═══ DATA

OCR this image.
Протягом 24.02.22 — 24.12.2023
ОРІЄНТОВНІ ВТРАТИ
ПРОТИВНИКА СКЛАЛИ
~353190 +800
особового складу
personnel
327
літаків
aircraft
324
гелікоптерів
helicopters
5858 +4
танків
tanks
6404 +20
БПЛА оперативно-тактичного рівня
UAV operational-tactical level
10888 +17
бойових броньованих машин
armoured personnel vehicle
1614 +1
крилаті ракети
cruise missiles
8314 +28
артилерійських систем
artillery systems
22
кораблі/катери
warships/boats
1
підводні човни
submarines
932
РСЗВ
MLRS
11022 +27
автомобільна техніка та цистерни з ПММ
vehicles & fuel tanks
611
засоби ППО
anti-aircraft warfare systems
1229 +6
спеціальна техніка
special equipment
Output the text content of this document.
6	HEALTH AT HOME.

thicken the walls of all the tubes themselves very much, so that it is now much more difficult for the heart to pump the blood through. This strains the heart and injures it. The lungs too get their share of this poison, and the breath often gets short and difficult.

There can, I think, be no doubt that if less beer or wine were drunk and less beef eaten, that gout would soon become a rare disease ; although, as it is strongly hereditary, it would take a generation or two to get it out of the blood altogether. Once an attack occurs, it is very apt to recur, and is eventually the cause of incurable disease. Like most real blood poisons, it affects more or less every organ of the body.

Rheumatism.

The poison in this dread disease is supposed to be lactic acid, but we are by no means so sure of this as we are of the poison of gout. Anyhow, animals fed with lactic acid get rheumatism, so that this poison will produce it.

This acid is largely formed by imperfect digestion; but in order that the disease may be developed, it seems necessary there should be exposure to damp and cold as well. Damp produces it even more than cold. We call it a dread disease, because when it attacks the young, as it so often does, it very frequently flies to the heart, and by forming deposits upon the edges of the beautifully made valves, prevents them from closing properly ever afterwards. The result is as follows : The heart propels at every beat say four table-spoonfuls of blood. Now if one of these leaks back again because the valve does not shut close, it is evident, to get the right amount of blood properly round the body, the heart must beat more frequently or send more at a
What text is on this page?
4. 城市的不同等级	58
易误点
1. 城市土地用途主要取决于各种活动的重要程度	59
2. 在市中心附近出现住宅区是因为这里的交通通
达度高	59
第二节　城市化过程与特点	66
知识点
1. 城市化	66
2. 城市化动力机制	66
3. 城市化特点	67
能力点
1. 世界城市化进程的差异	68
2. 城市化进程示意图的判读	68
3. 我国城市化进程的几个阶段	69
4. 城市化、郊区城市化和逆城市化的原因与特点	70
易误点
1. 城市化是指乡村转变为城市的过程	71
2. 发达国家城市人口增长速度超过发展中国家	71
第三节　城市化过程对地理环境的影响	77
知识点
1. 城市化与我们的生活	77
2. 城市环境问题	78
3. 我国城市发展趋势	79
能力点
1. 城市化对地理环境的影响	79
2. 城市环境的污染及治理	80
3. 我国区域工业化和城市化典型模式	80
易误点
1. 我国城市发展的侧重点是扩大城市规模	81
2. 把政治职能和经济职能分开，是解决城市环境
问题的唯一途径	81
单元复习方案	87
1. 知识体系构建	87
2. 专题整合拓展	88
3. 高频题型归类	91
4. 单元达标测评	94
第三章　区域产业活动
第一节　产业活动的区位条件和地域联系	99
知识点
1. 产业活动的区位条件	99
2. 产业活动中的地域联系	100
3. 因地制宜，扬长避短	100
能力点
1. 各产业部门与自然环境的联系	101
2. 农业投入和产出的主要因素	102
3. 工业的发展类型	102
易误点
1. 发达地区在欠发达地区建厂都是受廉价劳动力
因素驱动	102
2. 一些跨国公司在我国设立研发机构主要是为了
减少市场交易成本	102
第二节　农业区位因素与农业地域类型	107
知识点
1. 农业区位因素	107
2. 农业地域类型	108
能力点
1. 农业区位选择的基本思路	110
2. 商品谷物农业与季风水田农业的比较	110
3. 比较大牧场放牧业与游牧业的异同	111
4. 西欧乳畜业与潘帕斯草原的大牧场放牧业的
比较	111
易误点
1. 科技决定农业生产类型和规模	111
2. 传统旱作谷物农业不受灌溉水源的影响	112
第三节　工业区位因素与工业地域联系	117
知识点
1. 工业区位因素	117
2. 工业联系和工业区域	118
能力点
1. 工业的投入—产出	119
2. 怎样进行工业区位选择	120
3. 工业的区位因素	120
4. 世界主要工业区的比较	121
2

══════

EXERCISE DIRECTIONS
Say, as a number only, how many lines of the data contain "техніка".

RESULT BELOW
2